» The exercise:
Locate every line in the records below that contains the word "fattura", and copy each one.
## START Exercise data
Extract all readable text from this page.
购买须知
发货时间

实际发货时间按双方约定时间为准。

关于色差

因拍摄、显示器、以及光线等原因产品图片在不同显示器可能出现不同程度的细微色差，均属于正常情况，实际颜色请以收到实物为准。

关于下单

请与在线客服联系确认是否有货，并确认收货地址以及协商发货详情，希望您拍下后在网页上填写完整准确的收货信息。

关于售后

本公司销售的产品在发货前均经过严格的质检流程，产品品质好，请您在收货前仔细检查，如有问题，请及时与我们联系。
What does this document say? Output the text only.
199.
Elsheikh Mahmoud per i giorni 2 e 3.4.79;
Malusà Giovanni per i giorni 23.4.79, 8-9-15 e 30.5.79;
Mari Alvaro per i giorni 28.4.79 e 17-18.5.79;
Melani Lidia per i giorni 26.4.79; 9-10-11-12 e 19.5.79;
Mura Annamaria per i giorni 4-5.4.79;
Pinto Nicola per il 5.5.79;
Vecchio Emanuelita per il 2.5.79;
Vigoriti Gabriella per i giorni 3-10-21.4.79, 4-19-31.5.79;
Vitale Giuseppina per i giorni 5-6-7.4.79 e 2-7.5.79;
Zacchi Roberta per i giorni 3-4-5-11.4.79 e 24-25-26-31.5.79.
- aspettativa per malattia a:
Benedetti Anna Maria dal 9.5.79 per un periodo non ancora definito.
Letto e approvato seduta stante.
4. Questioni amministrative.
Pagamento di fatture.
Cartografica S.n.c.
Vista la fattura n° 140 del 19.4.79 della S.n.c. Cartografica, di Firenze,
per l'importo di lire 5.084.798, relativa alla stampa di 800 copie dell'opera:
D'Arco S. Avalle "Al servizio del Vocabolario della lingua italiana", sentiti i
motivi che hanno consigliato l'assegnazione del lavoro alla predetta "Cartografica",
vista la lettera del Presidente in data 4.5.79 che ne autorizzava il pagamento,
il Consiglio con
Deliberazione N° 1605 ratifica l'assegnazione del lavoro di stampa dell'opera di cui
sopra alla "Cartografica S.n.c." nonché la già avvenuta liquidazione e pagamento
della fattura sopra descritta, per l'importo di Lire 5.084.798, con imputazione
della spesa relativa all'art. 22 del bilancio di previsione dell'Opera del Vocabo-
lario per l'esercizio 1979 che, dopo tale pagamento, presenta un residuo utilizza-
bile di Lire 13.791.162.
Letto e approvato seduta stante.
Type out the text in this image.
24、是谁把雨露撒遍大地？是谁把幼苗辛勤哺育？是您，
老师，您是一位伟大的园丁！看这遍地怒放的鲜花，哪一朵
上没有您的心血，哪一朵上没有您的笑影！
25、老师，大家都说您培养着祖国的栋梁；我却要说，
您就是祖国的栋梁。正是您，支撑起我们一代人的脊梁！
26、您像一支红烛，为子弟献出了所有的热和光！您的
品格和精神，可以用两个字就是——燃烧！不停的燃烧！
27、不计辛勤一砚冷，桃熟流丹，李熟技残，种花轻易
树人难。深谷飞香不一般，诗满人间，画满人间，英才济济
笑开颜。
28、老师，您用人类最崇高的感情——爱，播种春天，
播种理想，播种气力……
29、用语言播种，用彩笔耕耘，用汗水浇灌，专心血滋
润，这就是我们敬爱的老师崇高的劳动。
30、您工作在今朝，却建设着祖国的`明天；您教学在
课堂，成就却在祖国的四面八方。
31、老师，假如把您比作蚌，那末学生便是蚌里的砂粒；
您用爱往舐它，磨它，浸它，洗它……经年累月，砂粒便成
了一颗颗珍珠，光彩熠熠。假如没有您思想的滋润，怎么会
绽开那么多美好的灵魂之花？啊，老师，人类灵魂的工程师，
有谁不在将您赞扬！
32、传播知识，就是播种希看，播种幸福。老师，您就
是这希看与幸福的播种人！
## END Exercise data
» Task answer:
Vista la fattura n° 140 del 19.4.79 della S.n.c. Cartografica, di Firenze,
della fattura sopra descritta, per l'importo di Lire 5.084.798, con imputazione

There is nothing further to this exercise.